_What the exercise asks_
Output all lines exactly.

_Entries_
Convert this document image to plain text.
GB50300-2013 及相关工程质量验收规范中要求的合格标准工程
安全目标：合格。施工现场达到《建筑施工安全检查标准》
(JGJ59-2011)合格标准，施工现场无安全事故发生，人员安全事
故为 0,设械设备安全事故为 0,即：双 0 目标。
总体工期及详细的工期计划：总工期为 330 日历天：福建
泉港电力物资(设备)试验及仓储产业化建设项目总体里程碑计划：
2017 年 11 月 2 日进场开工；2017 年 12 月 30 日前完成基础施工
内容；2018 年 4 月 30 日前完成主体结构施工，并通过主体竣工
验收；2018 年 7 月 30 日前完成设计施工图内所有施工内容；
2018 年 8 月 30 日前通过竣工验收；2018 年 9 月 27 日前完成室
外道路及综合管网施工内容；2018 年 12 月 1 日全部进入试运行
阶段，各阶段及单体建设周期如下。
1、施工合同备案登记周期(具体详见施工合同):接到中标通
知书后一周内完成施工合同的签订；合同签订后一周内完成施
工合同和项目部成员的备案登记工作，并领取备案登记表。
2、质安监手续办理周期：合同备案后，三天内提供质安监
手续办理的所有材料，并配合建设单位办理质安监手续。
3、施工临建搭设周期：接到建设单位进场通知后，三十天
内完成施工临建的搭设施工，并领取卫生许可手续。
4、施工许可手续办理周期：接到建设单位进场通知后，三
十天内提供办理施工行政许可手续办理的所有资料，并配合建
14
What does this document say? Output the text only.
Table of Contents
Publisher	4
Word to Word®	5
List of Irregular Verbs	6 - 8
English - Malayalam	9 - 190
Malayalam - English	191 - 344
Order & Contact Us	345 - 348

_Complete output_
Convert this document image to plain text.
GB50300-2013 及相关工程质量验收规范中要求的合格标准工程
安全目标：合格。施工现场达到《建筑施工安全检查标准》
(JGJ59-2011)合格标准，施工现场无安全事故发生，人员安全事
故为 0,设械设备安全事故为 0,即：双 0 目标。
总体工期及详细的工期计划：总工期为 330 日历天：福建
泉港电力物资(设备)试验及仓储产业化建设项目总体里程碑计划：
2017 年 11 月 2 日进场开工；2017 年 12 月 30 日前完成基础施工
内容；2018 年 4 月 30 日前完成主体结构施工，并通过主体竣工
验收；2018 年 7 月 30 日前完成设计施工图内所有施工内容；
2018 年 8 月 30 日前通过竣工验收；2018 年 9 月 27 日前完成室
外道路及综合管网施工内容；2018 年 12 月 1 日全部进入试运行
阶段，各阶段及单体建设周期如下。
1、施工合同备案登记周期(具体详见施工合同):接到中标通
知书后一周内完成施工合同的签订；合同签订后一周内完成施
工合同和项目部成员的备案登记工作，并领取备案登记表。
2、质安监手续办理周期：合同备案后，三天内提供质安监
手续办理的所有材料，并配合建设单位办理质安监手续。
3、施工临建搭设周期：接到建设单位进场通知后，三十天
内完成施工临建的搭设施工，并领取卫生许可手续。
4、施工许可手续办理周期：接到建设单位进场通知后，三
十天内提供办理施工行政许可手续办理的所有资料，并配合建
14
What does this document say? Output the text only.
Table of Contents
Publisher	4
Word to Word®	5
List of Irregular Verbs	6 - 8
English - Malayalam	9 - 190
Malayalam - English	191 - 344
Order & Contact Us	345 - 348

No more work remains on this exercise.